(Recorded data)
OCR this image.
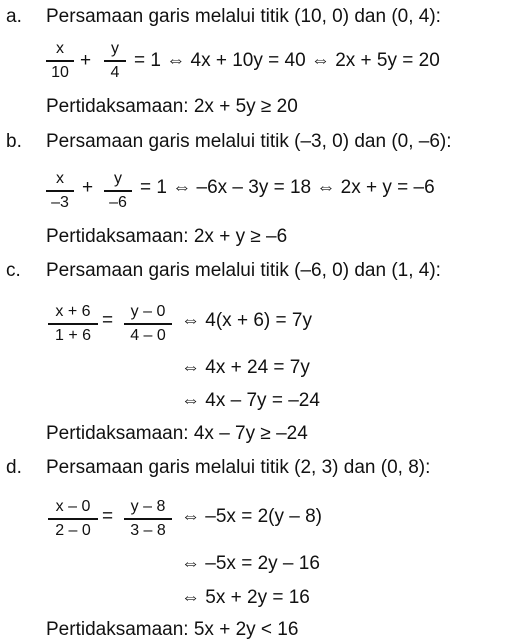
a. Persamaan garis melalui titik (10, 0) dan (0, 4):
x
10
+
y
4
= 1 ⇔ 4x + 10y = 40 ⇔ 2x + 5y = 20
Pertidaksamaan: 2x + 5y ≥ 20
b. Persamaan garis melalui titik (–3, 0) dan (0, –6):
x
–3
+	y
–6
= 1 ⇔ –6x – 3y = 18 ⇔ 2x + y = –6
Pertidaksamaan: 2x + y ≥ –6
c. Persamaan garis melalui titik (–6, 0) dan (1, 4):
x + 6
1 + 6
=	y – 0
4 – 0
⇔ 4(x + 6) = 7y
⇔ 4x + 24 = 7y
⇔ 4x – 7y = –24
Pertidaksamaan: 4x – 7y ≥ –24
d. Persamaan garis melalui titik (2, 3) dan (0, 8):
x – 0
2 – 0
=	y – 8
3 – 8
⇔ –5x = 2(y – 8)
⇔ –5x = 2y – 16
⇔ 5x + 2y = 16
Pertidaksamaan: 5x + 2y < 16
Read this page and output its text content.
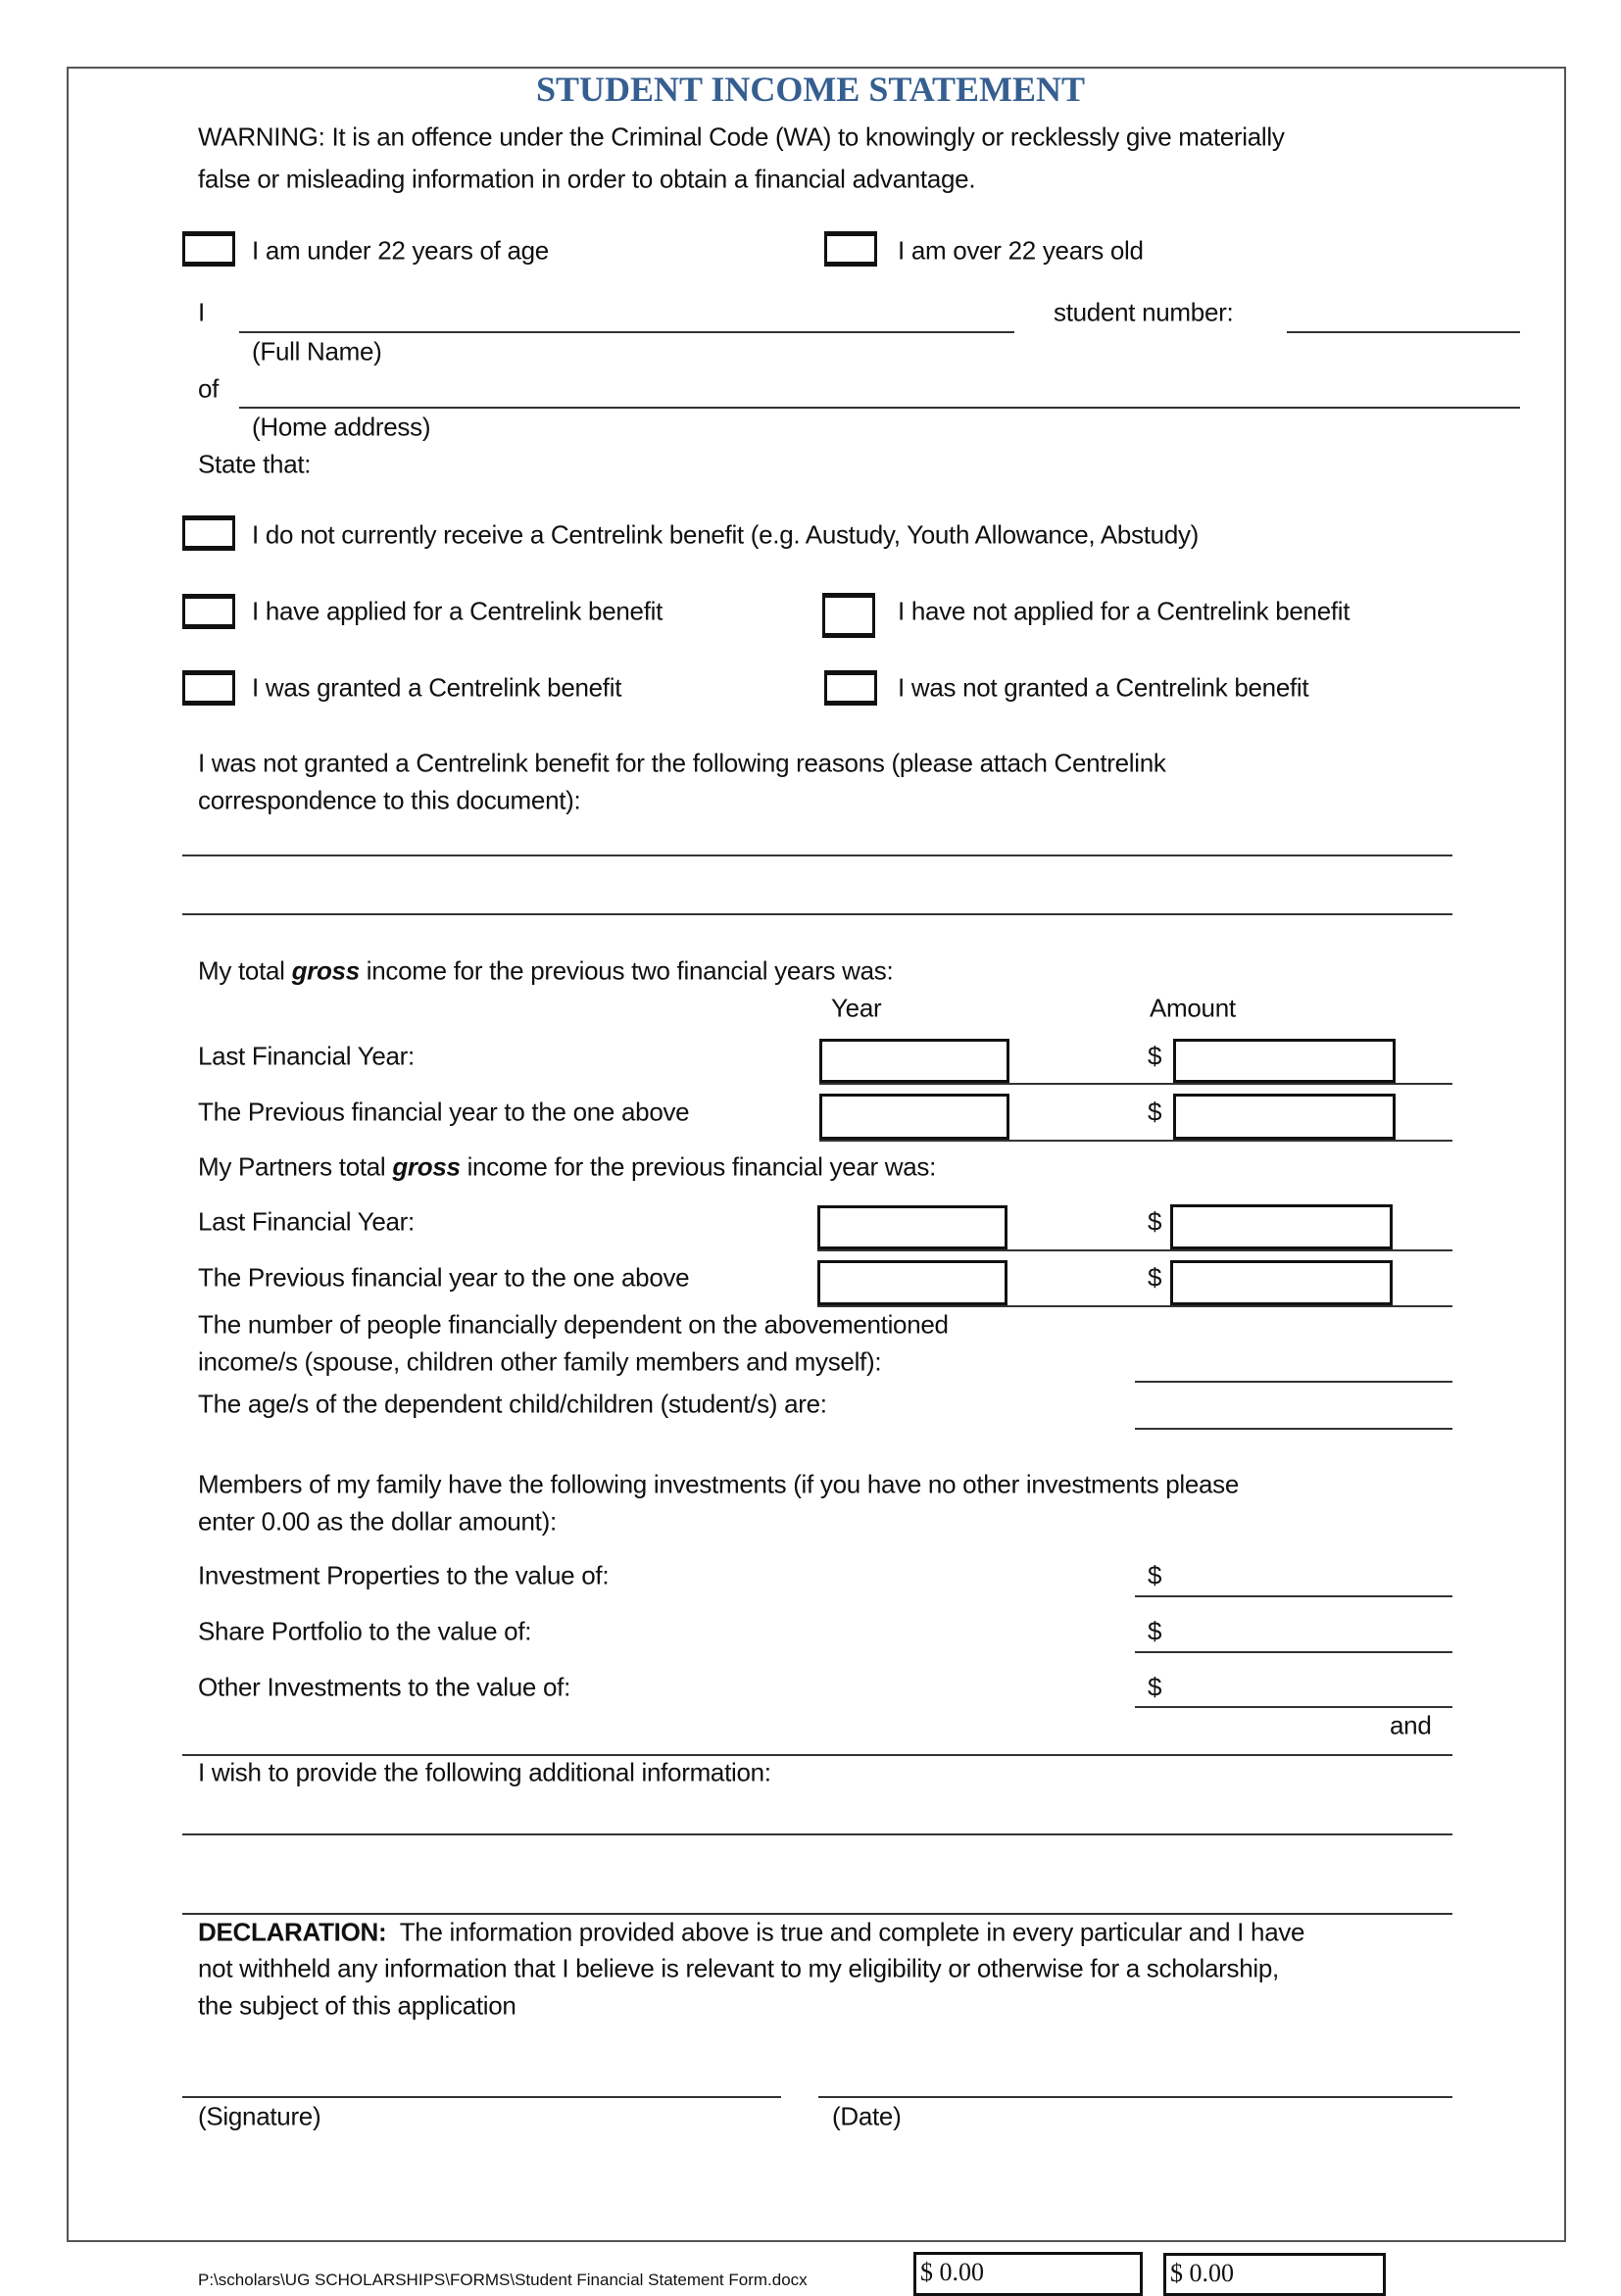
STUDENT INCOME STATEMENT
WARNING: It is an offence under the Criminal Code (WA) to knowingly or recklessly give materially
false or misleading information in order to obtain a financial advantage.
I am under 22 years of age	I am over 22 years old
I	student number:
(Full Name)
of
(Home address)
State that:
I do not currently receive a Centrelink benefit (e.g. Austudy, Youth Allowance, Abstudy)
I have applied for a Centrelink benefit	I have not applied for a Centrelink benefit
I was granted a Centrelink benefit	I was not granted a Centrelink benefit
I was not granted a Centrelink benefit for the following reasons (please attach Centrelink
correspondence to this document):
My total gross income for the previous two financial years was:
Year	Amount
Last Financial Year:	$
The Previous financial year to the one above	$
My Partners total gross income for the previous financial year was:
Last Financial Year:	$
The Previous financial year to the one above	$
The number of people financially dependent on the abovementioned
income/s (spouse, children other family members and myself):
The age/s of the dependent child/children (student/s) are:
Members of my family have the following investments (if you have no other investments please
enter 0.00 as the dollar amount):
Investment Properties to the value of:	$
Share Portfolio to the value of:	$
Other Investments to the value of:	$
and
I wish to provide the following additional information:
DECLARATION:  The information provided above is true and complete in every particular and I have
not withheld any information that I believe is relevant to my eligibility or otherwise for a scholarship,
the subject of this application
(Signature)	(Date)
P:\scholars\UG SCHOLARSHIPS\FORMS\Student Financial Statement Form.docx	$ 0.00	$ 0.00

# Task prompt
All entries are to be retyped exactly. Omit any embedded images.

# Written reply
OCR this image.
a. Persamaan garis melalui titik (10, 0) dan (0, 4):
x
10
+
y
4
= 1 ⇔ 4x + 10y = 40 ⇔ 2x + 5y = 20
Pertidaksamaan: 2x + 5y ≥ 20
b. Persamaan garis melalui titik (–3, 0) dan (0, –6):
x
–3
+	y
–6
= 1 ⇔ –6x – 3y = 18 ⇔ 2x + y = –6
Pertidaksamaan: 2x + y ≥ –6
c. Persamaan garis melalui titik (–6, 0) dan (1, 4):
x + 6
1 + 6
=	y – 0
4 – 0
⇔ 4(x + 6) = 7y
⇔ 4x + 24 = 7y
⇔ 4x – 7y = –24
Pertidaksamaan: 4x – 7y ≥ –24
d. Persamaan garis melalui titik (2, 3) dan (0, 8):
x – 0
2 – 0
=	y – 8
3 – 8
⇔ –5x = 2(y – 8)
⇔ –5x = 2y – 16
⇔ 5x + 2y = 16
Pertidaksamaan: 5x + 2y < 16
Read this page and output its text content.
STUDENT INCOME STATEMENT
WARNING: It is an offence under the Criminal Code (WA) to knowingly or recklessly give materially
false or misleading information in order to obtain a financial advantage.
I am under 22 years of age	I am over 22 years old
I	student number:
(Full Name)
of
(Home address)
State that:
I do not currently receive a Centrelink benefit (e.g. Austudy, Youth Allowance, Abstudy)
I have applied for a Centrelink benefit	I have not applied for a Centrelink benefit
I was granted a Centrelink benefit	I was not granted a Centrelink benefit
I was not granted a Centrelink benefit for the following reasons (please attach Centrelink
correspondence to this document):
My total gross income for the previous two financial years was:
Year	Amount
Last Financial Year:	$
The Previous financial year to the one above	$
My Partners total gross income for the previous financial year was:
Last Financial Year:	$
The Previous financial year to the one above	$
The number of people financially dependent on the abovementioned
income/s (spouse, children other family members and myself):
The age/s of the dependent child/children (student/s) are:
Members of my family have the following investments (if you have no other investments please
enter 0.00 as the dollar amount):
Investment Properties to the value of:	$
Share Portfolio to the value of:	$
Other Investments to the value of:	$
and
I wish to provide the following additional information:
DECLARATION:  The information provided above is true and complete in every particular and I have
not withheld any information that I believe is relevant to my eligibility or otherwise for a scholarship,
the subject of this application
(Signature)	(Date)
P:\scholars\UG SCHOLARSHIPS\FORMS\Student Financial Statement Form.docx	$ 0.00	$ 0.00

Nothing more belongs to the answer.